### INPUT RECORDS

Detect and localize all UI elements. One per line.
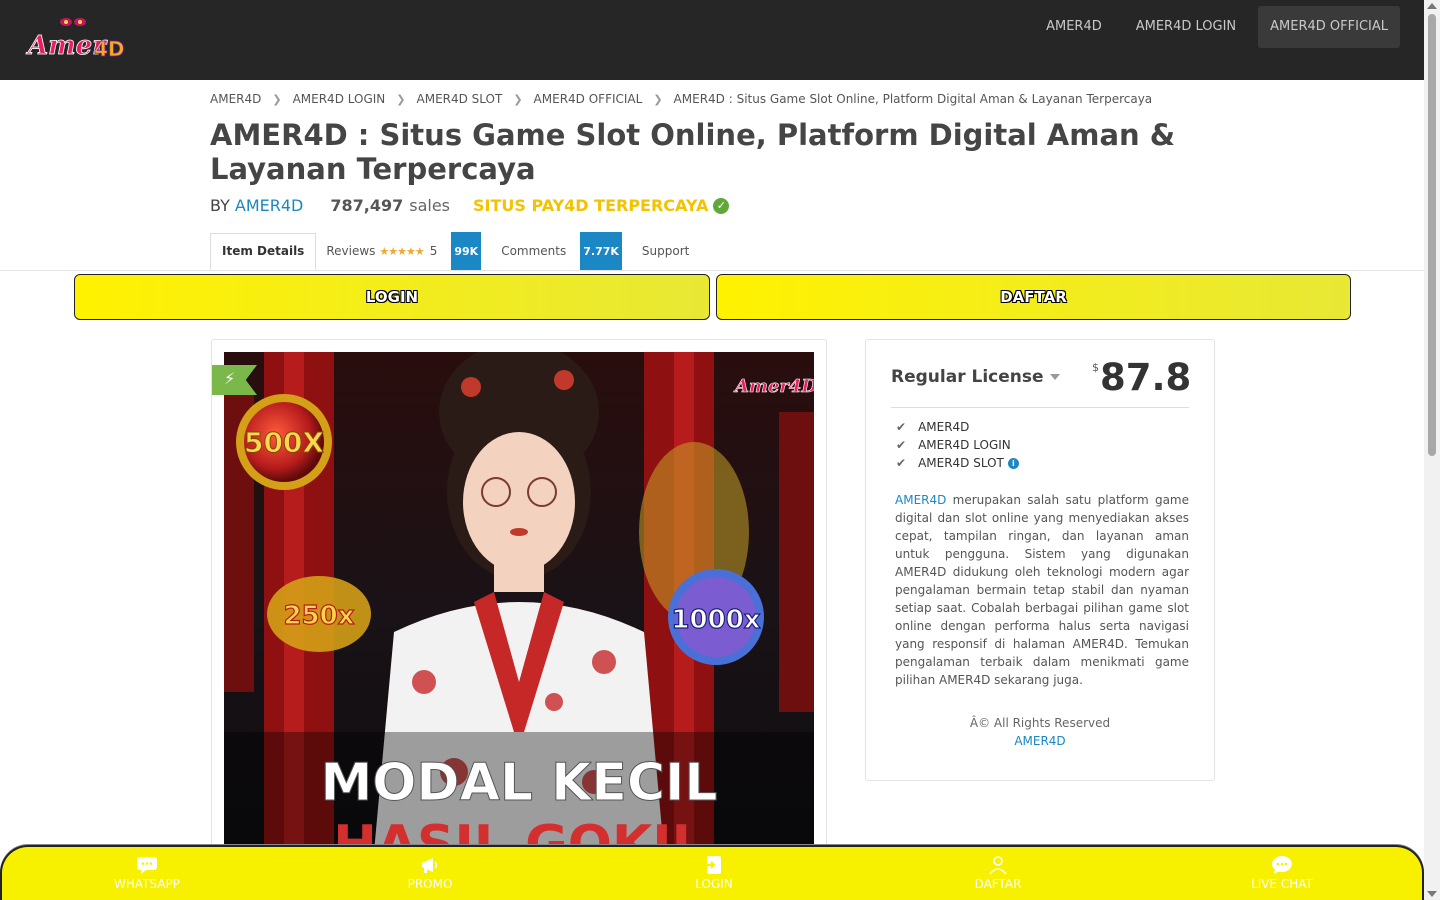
- license-title: Regular License: [891, 367, 1044, 387]
- breadcrumb: AMER4D ❯ AMER4D LOGIN ❯ AMER4D SLOT ❯ AM…: [210, 92, 1152, 106]
- tab-support-label: Support: [641, 244, 690, 258]
- trusted-label: SITUS PAY4D TERPERCAYA: [473, 196, 709, 215]
- tab-support[interactable]: Support: [632, 233, 699, 270]
- svg-text:4D: 4D: [94, 37, 124, 61]
- license-description: AMER4D merupakan salah satu platform gam…: [895, 491, 1189, 689]
- chevron-right-icon: ❯: [272, 92, 282, 106]
- author-link[interactable]: AMER4D: [235, 196, 303, 215]
- banner-logo-text: Amer4D: [733, 376, 814, 397]
- rights-text: Â© All Rights Reserved: [969, 716, 1111, 730]
- page-scrollbar[interactable]: [1424, 0, 1440, 900]
- feature-item: ✔ AMER4D LOGIN: [896, 438, 1011, 452]
- user-icon: [989, 856, 1007, 875]
- lightning-icon: ⚡: [224, 369, 236, 388]
- bottom-nav: WHATSAPP PROMO LOGIN DAFTAR LIVE CHAT: [0, 845, 1424, 900]
- feature-item: ✔ AMER4D: [896, 420, 969, 434]
- login-door-icon: [705, 856, 721, 874]
- live-chat-icon: [1272, 856, 1292, 874]
- license-divider: [891, 407, 1189, 408]
- description-text: merupakan salah satu platform game digit…: [895, 493, 1189, 687]
- rating-score: 5: [429, 244, 438, 258]
- feature-label: AMER4D SLOT: [918, 456, 1004, 470]
- info-icon[interactable]: i: [1007, 457, 1019, 469]
- nav-amer4d-official[interactable]: AMER4D OFFICIAL: [1258, 6, 1400, 48]
- breadcrumb-item-login[interactable]: AMER4D LOGIN: [293, 92, 386, 106]
- price-currency: $: [1092, 361, 1099, 374]
- top-header: Amer 4D AMER4D AMER4D LOGIN AMER4D OFFIC…: [0, 0, 1424, 80]
- banner-headline: MODAL KECIL: [320, 753, 717, 813]
- feature-item: ✔ AMER4D SLOT i: [896, 456, 1019, 470]
- copyright: Â© All Rights Reserved AMER4D: [866, 714, 1214, 750]
- comments-count-badge: 7.77K: [580, 232, 622, 271]
- site-logo[interactable]: Amer 4D: [24, 14, 124, 66]
- breadcrumb-item-official[interactable]: AMER4D OFFICIAL: [534, 92, 643, 106]
- license-box: Regular License $ 87.8 ✔ AMER4D ✔ AMER4D L…: [865, 339, 1215, 781]
- tab-comments-label: Comments: [501, 244, 567, 258]
- feature-label: AMER4D LOGIN: [918, 438, 1011, 452]
- bottom-nav-login-label: LOGIN: [695, 877, 733, 891]
- breadcrumb-item-current: AMER4D : Situs Game Slot Online, Platfor…: [673, 92, 1153, 106]
- by-label: BY: [210, 196, 230, 215]
- bottom-nav-whatsapp-label: WHATSAPP: [113, 877, 181, 891]
- daftar-button[interactable]: DAFTAR: [716, 274, 1351, 320]
- login-button[interactable]: LOGIN: [74, 274, 710, 320]
- bottom-nav-whatsapp[interactable]: WHATSAPP: [87, 855, 207, 891]
- tab-comments[interactable]: Comments 7.77K: [491, 232, 632, 271]
- megaphone-icon: [422, 858, 438, 873]
- tab-reviews-label: Reviews: [326, 244, 376, 258]
- rating-stars-icon: ★★★★★: [379, 245, 424, 258]
- checkmark-icon: ✔: [896, 438, 907, 452]
- reviews-count-badge: 99K: [451, 232, 482, 271]
- bottom-nav-daftar[interactable]: DAFTAR: [938, 855, 1058, 891]
- preview-banner-image[interactable]: 500X 250x 1000x Amer4D MODAL KECIL HASIL…: [224, 352, 814, 852]
- breadcrumb-item-slot[interactable]: AMER4D SLOT: [417, 92, 503, 106]
- item-tabs: Item Details Reviews ★★★★★ 5 99K Comment…: [210, 232, 699, 271]
- bottom-nav-live-chat[interactable]: LIVE CHAT: [1222, 855, 1342, 891]
- sales-label: sales: [409, 196, 450, 215]
- multiplier-250-label: 250x: [283, 601, 354, 631]
- bottom-nav-daftar-label: DAFTAR: [974, 877, 1022, 891]
- byline: BY AMER4D 787,497 sales SITUS PAY4D TERP…: [210, 196, 730, 215]
- scroll-thumb[interactable]: [1428, 14, 1436, 456]
- checkmark-icon: ✔: [896, 420, 907, 434]
- multiplier-1000-label: 1000x: [671, 605, 760, 635]
- price-value: 87.8: [1100, 356, 1192, 399]
- tab-item-details[interactable]: Item Details: [210, 233, 317, 270]
- item-preview-panel: 500X 250x 1000x Amer4D MODAL KECIL HASIL…: [211, 339, 827, 859]
- tab-item-details-label: Item Details: [222, 244, 305, 258]
- description-link[interactable]: AMER4D: [895, 493, 946, 507]
- license-selector[interactable]: Regular License: [891, 367, 1060, 387]
- page-title: AMER4D : Situs Game Slot Online, Platfor…: [210, 118, 1176, 186]
- feature-label: AMER4D: [918, 420, 970, 434]
- banner-illustration: 500X 250x 1000x Amer4D MODAL KECIL HASIL…: [224, 352, 814, 852]
- chevron-right-icon: ❯: [396, 92, 406, 106]
- tab-divider: [0, 270, 1424, 271]
- multiplier-500-label: 500X: [244, 426, 324, 459]
- verified-check-icon: ✓: [713, 197, 730, 214]
- tab-reviews[interactable]: Reviews ★★★★★ 5 99K: [316, 232, 491, 271]
- bottom-nav-promo[interactable]: PROMO: [370, 855, 490, 891]
- rights-brand-link[interactable]: AMER4D: [866, 732, 1214, 750]
- scroll-up-arrow-icon[interactable]: [1427, 3, 1437, 9]
- checkmark-icon: ✔: [896, 456, 907, 470]
- chevron-right-icon: ❯: [513, 92, 523, 106]
- chevron-right-icon: ❯: [653, 92, 663, 106]
- breadcrumb-item-amer4d[interactable]: AMER4D: [210, 92, 261, 106]
- bottom-nav-promo-label: PROMO: [407, 877, 453, 891]
- nav-amer4d[interactable]: AMER4D: [1034, 6, 1114, 48]
- scroll-down-arrow-icon[interactable]: [1427, 891, 1437, 897]
- nav-amer4d-login[interactable]: AMER4D LOGIN: [1124, 6, 1248, 48]
- chat-bubble-icon: [137, 857, 157, 874]
- top-nav: AMER4D AMER4D LOGIN AMER4D OFFICIAL: [1024, 6, 1400, 48]
- bottom-nav-live-chat-label: LIVE CHAT: [1251, 877, 1313, 891]
- sales-count: 787,497: [330, 196, 404, 215]
- bottom-nav-login[interactable]: LOGIN: [654, 855, 774, 891]
- caret-down-icon: [1049, 374, 1060, 380]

######

## REQUIRED TASK
Recast the lines of the material above, from the line containing "- license-title: Regular" through the line containing "- trusted-label: SITUS", as a JSON list of strings with one string per line.

## REPLY
[
  "- license-title: Regular License: [891, 367, 1044, 387]",
  "- breadcrumb: AMER4D ❯ AMER4D LOGIN ❯ AMER4D SLOT ❯ AM…: [210, 92, 1152, 106]",
  "- tab-support-label: Support: [641, 244, 690, 258]",
  "- trusted-label: SITUS PAY4D TERPERCAYA: [473, 196, 709, 215]"
]